BEGIN Extracted records

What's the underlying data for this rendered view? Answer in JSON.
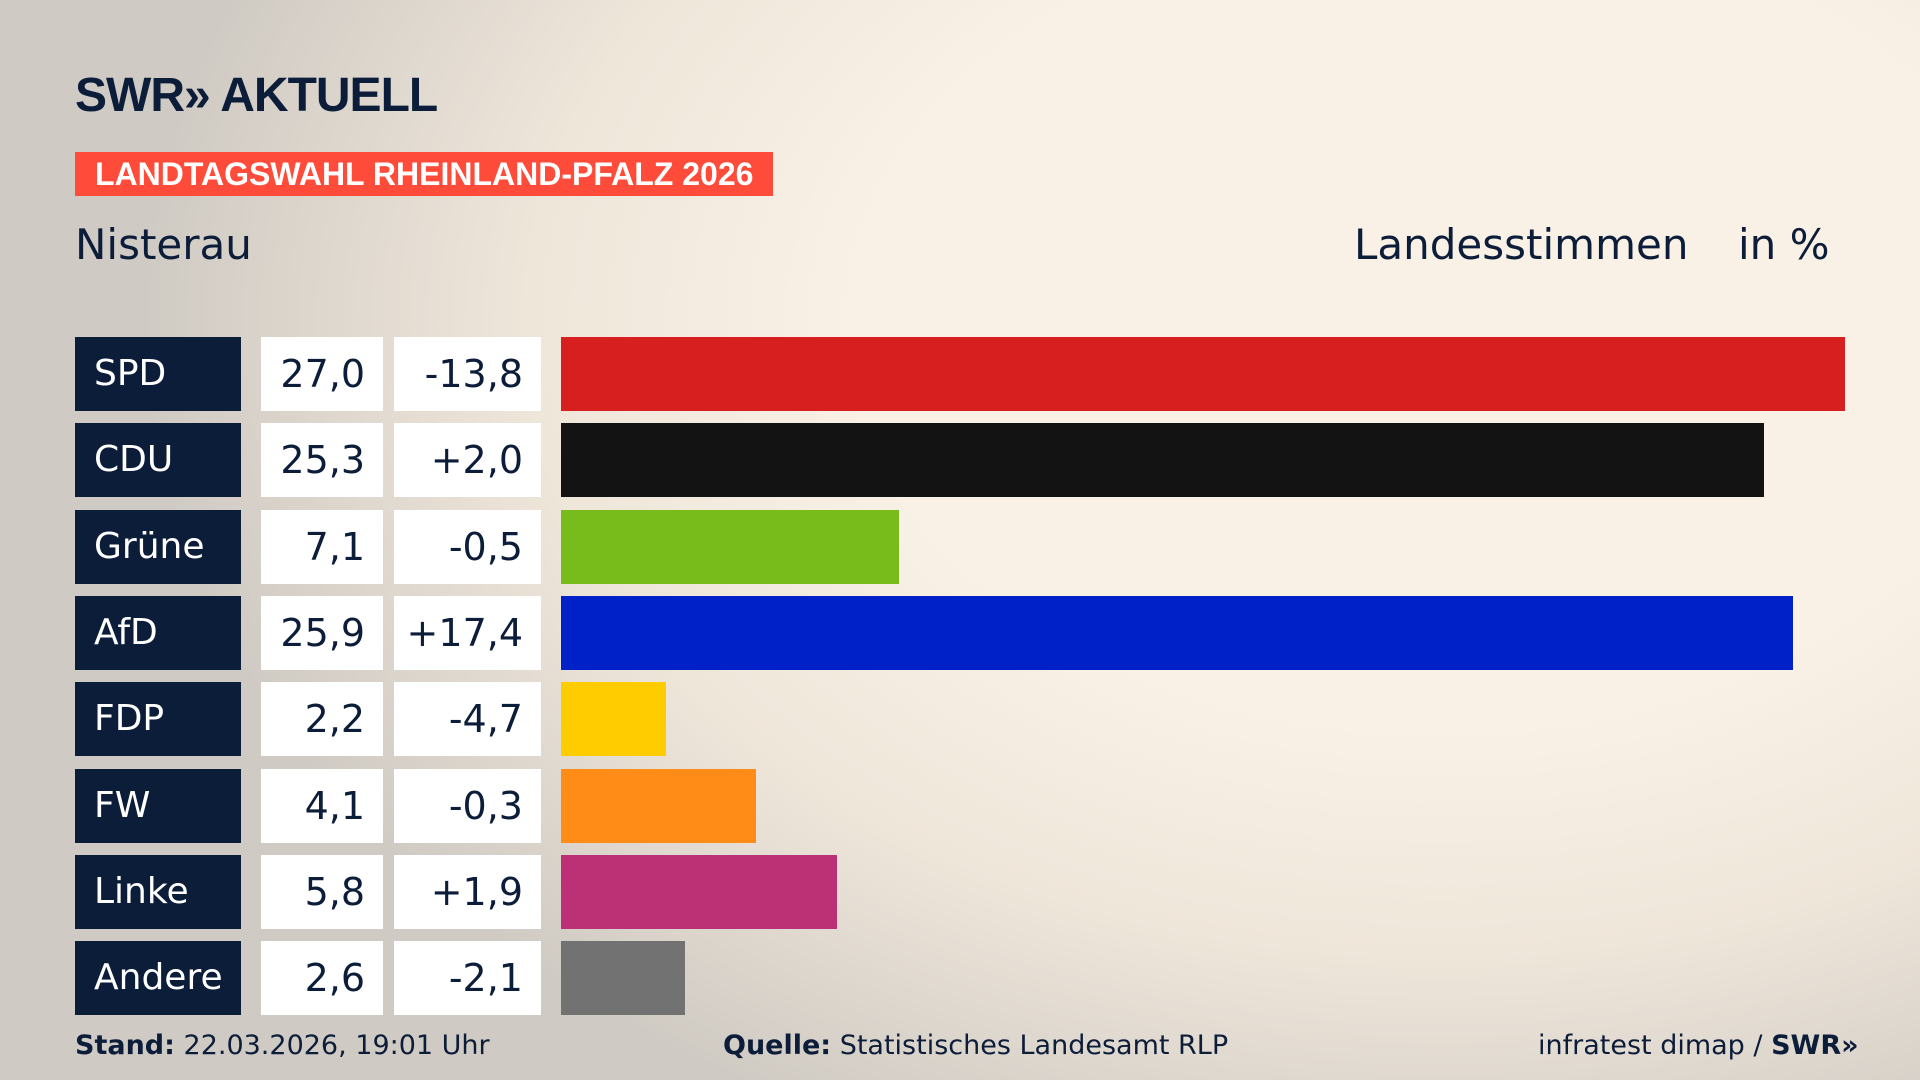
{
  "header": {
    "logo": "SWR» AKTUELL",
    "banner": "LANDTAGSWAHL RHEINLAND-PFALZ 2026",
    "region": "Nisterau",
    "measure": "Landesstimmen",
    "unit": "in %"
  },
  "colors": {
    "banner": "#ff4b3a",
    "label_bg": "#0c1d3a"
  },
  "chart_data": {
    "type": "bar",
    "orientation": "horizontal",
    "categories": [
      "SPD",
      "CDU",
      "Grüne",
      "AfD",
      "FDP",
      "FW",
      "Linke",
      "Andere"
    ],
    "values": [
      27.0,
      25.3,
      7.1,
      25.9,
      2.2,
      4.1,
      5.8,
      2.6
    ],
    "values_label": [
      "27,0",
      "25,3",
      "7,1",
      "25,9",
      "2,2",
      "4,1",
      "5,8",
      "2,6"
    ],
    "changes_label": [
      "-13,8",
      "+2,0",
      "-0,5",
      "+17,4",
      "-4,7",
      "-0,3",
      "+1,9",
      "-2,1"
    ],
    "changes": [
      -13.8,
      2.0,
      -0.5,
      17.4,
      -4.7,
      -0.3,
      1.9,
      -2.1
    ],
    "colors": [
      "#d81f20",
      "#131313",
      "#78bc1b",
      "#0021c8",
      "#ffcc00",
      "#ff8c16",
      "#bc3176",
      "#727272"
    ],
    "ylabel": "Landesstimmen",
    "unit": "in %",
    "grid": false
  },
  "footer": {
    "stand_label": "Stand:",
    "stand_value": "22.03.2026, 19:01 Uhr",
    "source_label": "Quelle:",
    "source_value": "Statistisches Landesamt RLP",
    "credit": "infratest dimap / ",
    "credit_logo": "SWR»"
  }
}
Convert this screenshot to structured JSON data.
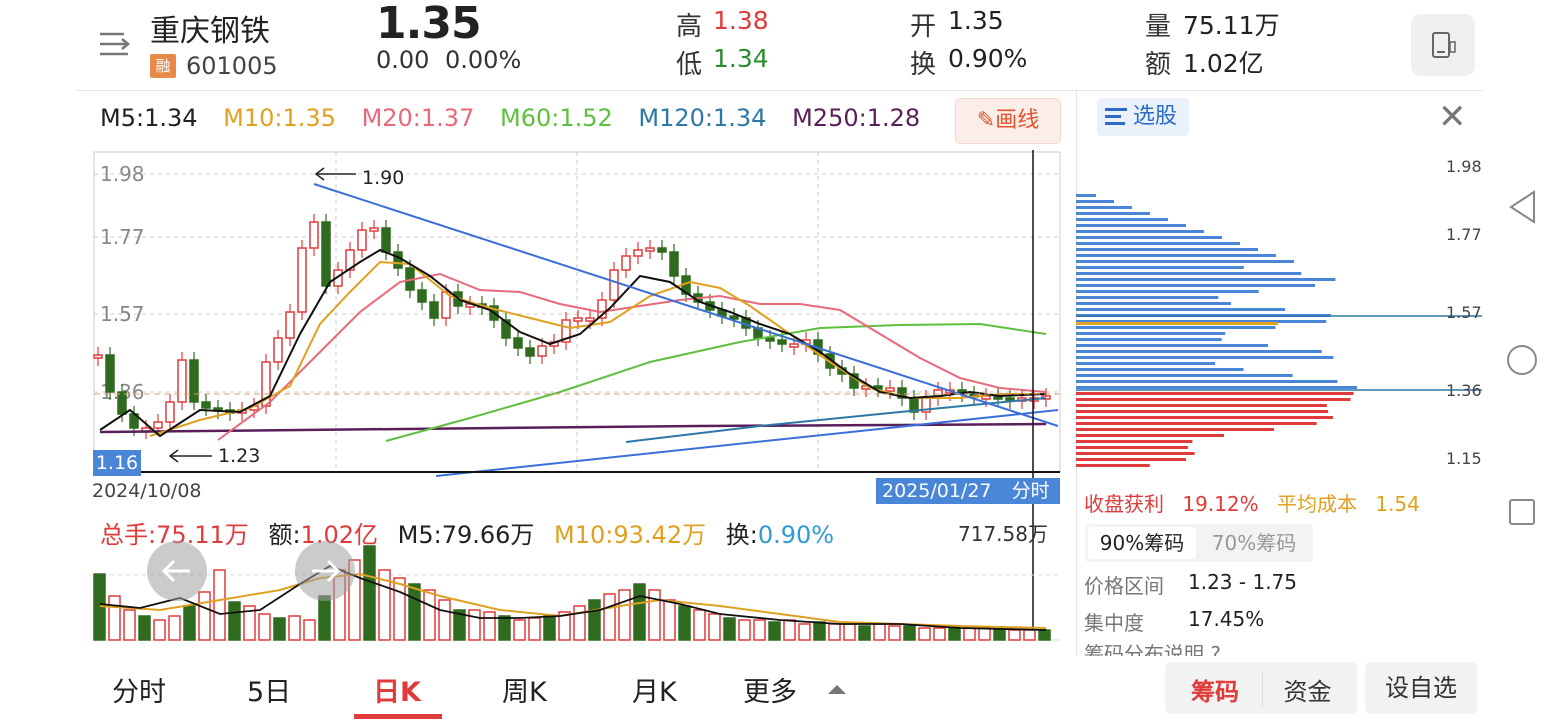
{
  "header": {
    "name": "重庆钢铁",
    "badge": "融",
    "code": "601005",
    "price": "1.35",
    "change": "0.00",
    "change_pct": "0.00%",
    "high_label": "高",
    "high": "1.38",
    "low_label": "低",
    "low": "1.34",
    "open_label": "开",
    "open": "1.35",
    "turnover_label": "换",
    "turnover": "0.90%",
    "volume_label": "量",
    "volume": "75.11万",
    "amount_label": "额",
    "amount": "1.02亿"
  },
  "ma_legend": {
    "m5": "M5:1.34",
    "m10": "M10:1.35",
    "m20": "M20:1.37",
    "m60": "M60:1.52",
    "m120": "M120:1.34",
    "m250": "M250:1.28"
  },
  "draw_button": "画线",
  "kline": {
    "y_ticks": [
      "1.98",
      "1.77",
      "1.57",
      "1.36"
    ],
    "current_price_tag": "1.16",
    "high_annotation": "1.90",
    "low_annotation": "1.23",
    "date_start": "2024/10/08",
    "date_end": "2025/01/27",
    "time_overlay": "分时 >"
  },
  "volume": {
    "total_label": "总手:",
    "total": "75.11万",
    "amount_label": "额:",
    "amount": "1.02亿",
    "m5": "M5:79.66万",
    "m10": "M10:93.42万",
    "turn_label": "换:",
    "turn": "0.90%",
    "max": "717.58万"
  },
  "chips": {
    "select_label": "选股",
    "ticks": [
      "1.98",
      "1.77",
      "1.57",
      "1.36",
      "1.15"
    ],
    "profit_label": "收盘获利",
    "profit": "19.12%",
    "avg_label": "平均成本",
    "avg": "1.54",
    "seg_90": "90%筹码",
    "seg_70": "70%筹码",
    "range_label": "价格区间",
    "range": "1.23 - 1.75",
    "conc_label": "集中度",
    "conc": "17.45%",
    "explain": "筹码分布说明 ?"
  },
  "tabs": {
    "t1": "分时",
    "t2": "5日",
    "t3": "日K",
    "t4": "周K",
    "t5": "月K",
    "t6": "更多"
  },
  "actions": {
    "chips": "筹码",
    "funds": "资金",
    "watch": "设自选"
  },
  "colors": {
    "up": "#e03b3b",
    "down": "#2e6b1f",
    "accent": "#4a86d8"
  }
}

END Extracted records
BEGIN Extracted records

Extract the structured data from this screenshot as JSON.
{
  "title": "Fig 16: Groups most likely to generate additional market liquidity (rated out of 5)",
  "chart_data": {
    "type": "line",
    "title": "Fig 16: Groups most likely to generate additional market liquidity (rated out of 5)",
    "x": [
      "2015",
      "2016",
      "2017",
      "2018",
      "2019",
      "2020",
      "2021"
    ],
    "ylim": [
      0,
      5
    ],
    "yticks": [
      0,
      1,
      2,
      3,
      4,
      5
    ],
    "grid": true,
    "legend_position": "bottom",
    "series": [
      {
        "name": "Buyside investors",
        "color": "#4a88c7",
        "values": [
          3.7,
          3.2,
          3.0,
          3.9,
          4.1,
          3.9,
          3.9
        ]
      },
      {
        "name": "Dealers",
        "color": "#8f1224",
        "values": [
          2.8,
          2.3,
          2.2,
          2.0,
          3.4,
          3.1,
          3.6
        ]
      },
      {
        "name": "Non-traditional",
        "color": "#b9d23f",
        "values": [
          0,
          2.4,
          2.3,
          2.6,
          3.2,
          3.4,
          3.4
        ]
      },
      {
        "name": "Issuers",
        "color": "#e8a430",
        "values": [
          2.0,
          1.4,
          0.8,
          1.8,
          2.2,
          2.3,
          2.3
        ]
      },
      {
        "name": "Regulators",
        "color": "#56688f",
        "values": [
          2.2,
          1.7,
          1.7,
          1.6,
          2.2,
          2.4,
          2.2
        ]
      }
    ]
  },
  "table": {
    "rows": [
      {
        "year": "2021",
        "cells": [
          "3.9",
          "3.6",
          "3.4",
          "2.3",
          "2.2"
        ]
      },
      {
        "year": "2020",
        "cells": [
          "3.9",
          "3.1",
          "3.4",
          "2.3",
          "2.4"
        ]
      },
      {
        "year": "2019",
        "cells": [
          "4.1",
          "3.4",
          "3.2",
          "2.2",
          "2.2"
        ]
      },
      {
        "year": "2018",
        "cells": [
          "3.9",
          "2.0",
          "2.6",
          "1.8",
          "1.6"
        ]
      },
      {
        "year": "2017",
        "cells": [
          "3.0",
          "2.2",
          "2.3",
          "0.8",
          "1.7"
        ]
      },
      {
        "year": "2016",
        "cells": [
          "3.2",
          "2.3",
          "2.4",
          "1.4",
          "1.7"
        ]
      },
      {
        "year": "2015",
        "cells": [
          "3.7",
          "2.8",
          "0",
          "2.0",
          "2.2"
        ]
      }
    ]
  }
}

END Extracted records
BEGIN Extracted records

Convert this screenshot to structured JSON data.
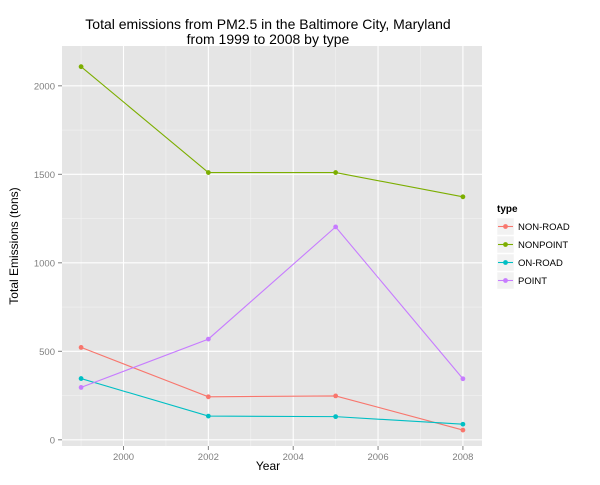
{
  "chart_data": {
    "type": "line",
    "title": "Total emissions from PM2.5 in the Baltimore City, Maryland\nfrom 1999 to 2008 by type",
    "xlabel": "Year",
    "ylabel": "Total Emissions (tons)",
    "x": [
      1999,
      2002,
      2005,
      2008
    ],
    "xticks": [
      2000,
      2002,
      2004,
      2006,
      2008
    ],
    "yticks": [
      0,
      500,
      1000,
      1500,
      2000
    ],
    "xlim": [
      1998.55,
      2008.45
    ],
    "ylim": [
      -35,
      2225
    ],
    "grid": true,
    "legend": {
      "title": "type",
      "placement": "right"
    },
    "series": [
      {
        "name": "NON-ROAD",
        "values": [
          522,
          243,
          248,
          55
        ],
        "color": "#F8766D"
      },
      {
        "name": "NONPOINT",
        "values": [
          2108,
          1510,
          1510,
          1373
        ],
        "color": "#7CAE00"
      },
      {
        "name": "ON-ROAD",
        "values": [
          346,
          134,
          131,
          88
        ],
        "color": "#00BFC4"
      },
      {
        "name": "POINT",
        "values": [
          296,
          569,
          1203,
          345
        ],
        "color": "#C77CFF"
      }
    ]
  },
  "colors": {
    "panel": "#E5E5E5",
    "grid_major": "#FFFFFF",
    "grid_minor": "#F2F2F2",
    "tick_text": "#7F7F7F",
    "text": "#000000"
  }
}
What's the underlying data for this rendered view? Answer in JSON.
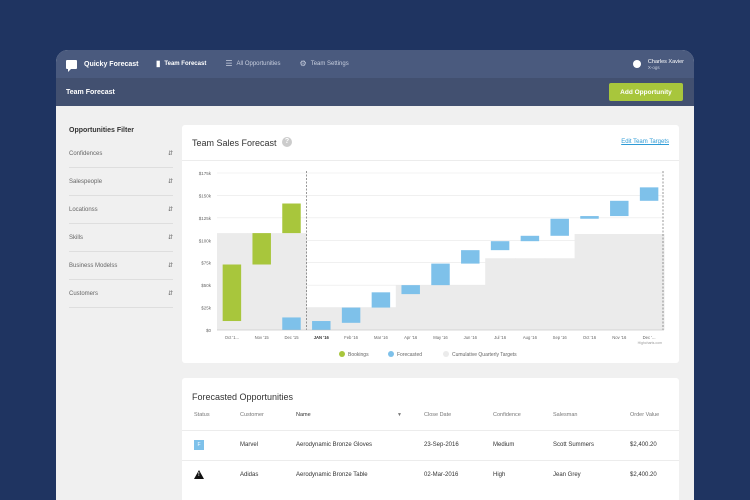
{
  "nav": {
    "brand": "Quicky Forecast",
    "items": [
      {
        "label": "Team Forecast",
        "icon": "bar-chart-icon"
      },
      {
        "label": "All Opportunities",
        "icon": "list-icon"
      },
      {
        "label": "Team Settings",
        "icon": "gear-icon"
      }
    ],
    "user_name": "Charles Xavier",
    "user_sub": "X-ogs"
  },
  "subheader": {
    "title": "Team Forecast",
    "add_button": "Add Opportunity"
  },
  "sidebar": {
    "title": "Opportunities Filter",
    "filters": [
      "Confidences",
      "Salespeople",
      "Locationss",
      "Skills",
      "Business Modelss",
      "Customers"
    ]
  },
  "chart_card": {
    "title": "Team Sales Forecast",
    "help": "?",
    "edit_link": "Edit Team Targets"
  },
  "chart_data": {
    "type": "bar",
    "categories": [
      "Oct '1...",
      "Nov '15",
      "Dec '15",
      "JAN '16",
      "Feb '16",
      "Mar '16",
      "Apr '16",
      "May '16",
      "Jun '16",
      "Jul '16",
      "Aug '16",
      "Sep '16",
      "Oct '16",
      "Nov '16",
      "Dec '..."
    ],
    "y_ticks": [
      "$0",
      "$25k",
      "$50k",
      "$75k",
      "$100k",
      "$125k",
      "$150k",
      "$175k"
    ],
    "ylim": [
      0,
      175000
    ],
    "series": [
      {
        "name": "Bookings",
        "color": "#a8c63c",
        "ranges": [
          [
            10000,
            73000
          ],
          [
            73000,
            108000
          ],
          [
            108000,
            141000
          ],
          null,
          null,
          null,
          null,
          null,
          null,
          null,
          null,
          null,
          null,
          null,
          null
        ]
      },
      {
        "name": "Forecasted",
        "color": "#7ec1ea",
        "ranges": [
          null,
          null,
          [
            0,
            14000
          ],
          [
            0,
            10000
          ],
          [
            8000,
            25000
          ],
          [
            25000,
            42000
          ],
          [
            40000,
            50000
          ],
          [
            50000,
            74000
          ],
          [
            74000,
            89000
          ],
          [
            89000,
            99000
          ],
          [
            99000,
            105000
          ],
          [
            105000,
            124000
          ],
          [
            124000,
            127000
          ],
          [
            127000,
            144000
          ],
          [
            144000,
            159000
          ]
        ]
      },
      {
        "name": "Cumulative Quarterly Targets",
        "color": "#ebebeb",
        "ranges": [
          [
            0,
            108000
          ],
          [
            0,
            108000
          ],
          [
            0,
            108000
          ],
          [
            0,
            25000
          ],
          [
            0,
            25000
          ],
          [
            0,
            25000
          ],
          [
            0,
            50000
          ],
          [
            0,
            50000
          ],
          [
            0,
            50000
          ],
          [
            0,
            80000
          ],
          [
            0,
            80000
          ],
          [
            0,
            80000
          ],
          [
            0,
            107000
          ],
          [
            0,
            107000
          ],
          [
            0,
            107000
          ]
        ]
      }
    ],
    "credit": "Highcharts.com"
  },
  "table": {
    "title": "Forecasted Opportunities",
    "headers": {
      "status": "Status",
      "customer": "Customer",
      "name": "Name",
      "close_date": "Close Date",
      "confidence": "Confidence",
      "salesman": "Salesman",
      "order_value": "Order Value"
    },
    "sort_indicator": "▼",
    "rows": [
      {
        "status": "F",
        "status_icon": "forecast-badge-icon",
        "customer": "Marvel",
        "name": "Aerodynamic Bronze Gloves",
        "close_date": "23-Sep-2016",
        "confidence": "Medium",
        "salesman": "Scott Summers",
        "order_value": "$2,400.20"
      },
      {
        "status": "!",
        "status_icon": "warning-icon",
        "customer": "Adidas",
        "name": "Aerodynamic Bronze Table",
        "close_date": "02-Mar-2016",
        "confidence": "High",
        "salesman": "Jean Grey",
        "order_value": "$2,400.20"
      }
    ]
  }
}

END Extracted records

What is expected » Where a line holds "Aerodynamic", copy that line.

Answer for this exercise »
        "name": "Aerodynamic Bronze Gloves",
        "name": "Aerodynamic Bronze Table",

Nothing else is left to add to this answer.